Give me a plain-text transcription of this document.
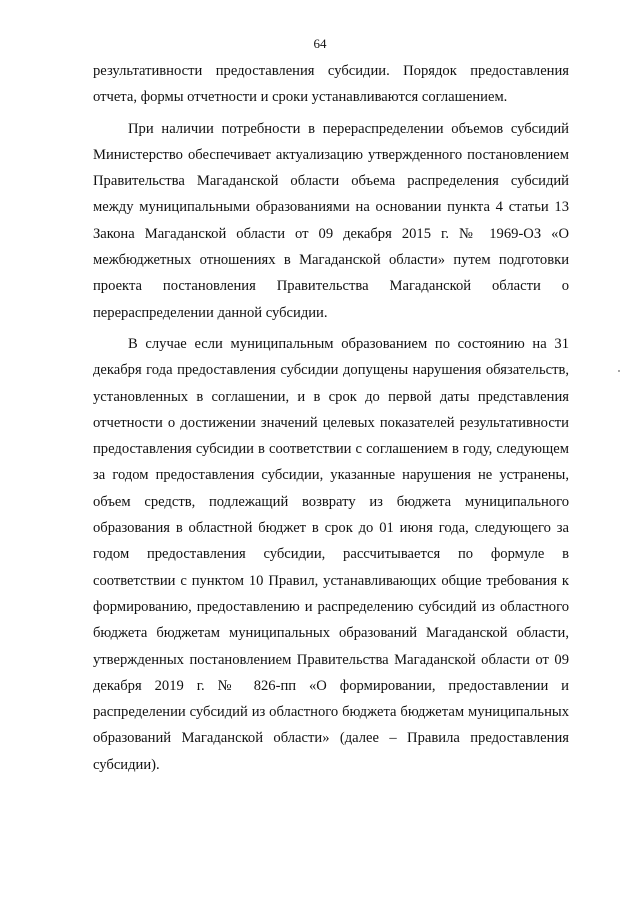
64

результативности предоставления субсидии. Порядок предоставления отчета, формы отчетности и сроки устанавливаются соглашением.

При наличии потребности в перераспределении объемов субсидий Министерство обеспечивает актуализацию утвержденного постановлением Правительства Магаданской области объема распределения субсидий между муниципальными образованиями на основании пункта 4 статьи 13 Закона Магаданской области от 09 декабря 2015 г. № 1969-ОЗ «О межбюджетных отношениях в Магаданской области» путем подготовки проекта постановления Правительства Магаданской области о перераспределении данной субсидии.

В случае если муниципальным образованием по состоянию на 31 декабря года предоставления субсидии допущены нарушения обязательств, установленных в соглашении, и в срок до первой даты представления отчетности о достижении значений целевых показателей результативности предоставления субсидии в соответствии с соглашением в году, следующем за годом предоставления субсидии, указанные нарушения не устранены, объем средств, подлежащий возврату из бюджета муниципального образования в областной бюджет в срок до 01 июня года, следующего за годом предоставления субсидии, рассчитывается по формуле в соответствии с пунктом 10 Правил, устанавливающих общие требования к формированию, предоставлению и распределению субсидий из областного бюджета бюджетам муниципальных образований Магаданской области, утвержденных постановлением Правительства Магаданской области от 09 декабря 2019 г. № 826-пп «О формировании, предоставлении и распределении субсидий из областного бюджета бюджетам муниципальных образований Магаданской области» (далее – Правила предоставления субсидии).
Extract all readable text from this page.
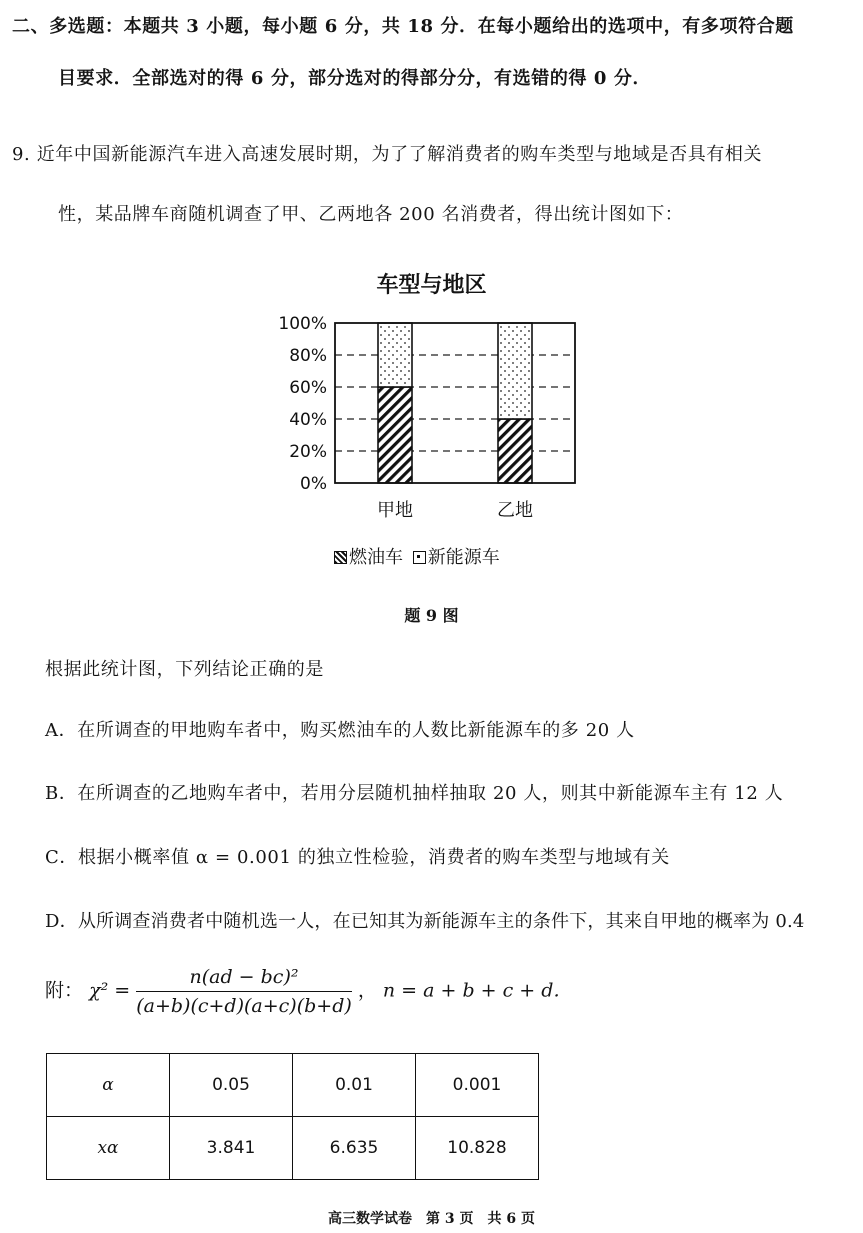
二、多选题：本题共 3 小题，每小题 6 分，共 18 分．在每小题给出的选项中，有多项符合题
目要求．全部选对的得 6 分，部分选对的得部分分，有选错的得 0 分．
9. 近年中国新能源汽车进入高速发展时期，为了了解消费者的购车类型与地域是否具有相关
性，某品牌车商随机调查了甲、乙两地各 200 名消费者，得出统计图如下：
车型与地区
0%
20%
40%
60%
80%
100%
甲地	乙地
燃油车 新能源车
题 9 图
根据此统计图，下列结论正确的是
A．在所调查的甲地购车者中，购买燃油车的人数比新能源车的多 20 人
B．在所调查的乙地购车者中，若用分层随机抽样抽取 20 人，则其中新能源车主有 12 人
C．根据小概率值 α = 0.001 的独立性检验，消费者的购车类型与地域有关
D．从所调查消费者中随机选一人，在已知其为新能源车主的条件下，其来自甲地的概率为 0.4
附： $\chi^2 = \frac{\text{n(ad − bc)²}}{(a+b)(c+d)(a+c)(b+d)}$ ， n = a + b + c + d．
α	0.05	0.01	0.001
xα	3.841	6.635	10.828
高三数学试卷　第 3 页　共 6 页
================================
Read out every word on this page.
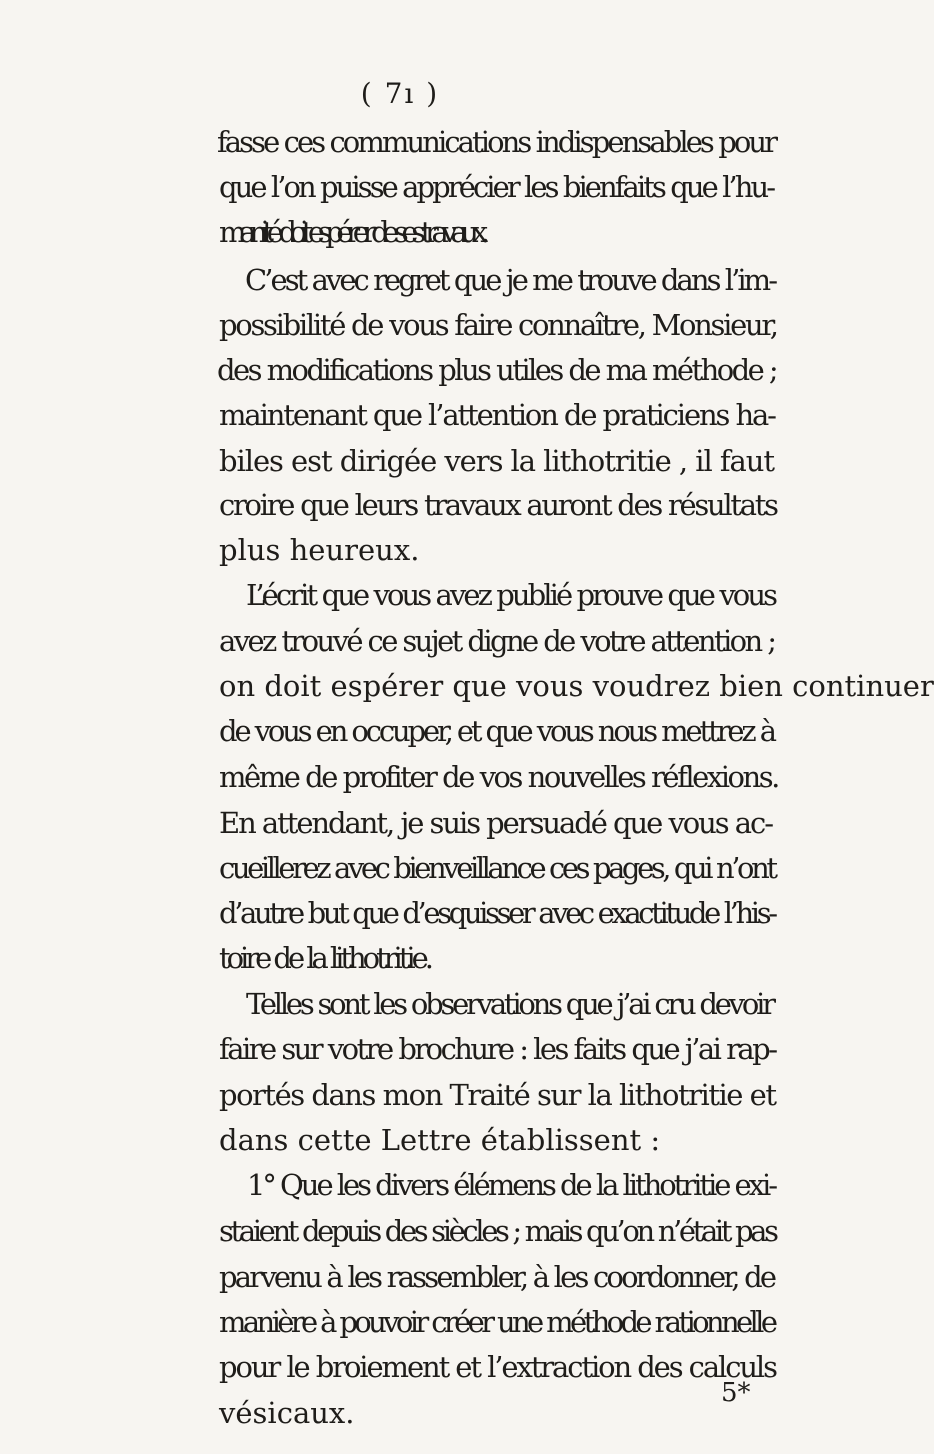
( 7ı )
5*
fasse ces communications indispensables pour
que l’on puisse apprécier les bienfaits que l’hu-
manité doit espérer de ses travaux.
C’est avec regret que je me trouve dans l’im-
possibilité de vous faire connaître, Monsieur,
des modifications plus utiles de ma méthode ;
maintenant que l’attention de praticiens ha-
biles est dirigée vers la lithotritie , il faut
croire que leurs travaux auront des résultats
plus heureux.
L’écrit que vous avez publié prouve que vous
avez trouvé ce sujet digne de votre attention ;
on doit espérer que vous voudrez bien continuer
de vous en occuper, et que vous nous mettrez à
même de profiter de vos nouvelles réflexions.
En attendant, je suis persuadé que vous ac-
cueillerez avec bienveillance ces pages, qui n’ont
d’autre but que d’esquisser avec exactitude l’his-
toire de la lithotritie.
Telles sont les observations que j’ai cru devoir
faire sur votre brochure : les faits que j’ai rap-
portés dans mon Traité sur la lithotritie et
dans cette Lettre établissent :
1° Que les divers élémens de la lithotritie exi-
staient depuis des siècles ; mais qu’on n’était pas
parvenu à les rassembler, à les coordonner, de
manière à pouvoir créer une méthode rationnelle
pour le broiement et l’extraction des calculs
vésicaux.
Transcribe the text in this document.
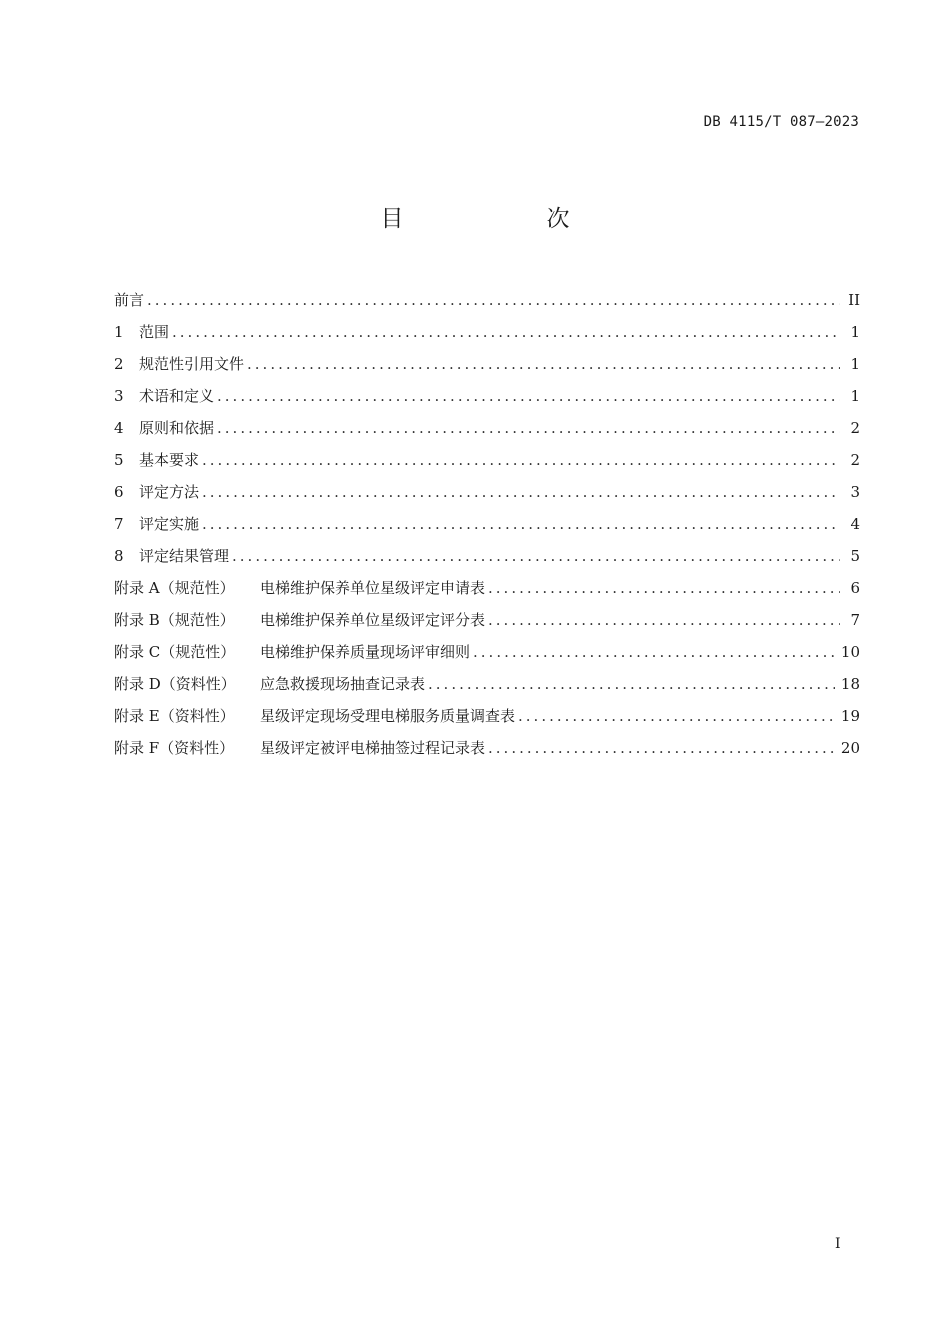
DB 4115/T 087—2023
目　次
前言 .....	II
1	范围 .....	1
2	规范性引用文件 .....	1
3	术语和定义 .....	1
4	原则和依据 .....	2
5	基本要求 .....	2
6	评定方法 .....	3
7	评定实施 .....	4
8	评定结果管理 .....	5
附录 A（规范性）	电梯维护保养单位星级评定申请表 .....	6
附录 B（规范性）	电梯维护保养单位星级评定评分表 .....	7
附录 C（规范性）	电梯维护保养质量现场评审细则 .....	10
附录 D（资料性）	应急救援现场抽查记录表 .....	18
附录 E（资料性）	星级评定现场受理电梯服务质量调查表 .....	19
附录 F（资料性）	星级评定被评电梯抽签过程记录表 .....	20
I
================================
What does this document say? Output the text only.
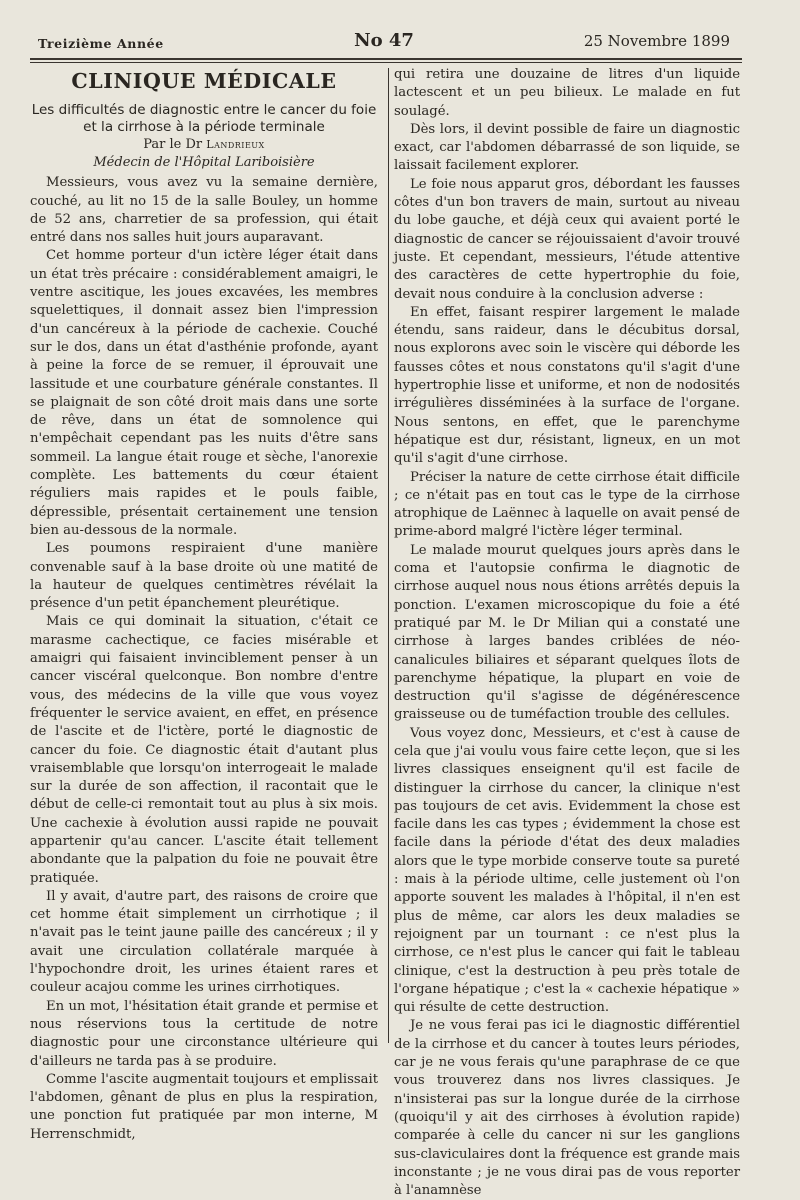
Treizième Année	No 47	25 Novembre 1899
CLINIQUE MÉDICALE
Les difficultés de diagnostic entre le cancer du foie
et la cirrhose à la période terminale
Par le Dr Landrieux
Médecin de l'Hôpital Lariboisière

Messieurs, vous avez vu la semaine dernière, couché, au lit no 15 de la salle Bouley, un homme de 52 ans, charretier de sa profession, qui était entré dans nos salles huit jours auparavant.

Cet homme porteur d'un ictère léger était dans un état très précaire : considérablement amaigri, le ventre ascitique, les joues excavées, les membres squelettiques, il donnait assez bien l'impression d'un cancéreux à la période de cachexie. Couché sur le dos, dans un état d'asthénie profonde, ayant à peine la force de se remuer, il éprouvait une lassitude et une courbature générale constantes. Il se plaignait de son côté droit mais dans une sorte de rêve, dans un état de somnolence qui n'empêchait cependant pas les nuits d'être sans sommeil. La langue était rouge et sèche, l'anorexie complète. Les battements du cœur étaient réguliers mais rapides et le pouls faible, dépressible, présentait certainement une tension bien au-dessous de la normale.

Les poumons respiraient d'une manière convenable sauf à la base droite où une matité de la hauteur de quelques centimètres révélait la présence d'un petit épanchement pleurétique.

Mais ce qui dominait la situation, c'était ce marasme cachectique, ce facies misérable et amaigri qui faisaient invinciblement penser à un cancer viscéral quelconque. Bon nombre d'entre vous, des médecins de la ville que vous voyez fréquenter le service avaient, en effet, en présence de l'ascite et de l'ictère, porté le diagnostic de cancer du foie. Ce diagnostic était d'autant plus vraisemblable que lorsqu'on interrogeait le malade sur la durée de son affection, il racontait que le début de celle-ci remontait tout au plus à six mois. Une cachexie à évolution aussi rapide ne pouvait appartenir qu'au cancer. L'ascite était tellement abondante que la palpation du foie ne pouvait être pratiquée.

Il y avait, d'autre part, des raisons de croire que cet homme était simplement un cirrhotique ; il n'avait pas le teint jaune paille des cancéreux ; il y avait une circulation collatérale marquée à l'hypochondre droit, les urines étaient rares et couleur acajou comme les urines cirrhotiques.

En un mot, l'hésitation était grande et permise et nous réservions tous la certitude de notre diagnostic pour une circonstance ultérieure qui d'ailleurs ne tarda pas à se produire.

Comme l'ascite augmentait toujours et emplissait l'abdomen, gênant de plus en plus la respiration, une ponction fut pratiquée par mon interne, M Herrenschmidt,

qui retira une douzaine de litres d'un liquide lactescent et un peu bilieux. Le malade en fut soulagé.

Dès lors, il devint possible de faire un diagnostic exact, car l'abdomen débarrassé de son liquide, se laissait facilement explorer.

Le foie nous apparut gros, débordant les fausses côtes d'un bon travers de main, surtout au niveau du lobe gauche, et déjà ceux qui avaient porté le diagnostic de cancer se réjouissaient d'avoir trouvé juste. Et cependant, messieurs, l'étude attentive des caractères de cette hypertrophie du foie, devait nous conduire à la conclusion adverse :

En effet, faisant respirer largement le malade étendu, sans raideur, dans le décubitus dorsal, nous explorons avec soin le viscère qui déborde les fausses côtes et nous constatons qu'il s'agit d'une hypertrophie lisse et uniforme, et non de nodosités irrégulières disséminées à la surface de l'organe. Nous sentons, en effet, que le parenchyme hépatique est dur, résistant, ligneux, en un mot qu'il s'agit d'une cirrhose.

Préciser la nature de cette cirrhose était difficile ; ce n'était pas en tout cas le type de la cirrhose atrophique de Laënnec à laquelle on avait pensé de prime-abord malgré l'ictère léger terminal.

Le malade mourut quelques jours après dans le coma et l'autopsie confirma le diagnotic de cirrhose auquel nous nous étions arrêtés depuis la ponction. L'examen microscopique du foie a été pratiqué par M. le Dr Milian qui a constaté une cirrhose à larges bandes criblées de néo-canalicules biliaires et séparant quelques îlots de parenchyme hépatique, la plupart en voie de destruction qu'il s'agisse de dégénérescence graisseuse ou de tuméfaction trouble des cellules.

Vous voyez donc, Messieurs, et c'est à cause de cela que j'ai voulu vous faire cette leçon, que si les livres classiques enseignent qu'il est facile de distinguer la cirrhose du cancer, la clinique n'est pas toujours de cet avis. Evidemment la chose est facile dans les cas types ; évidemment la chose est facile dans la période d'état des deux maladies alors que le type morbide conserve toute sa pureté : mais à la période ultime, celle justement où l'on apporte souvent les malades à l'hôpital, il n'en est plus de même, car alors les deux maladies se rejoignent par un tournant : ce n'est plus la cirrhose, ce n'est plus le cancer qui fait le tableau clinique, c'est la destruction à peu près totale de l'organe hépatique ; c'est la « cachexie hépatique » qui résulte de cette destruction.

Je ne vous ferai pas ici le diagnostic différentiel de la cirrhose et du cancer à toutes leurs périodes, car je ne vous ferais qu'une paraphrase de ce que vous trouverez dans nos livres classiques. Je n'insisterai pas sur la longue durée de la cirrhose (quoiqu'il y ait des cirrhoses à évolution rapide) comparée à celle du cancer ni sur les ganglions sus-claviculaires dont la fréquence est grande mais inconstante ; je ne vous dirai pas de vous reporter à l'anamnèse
================================
**Required work**
Search the entries for the word "espérer" and pick out every line that holds it.

**Answer**
manité doit espérer de ses travaux.
on doit espérer que vous voudrez bien continuer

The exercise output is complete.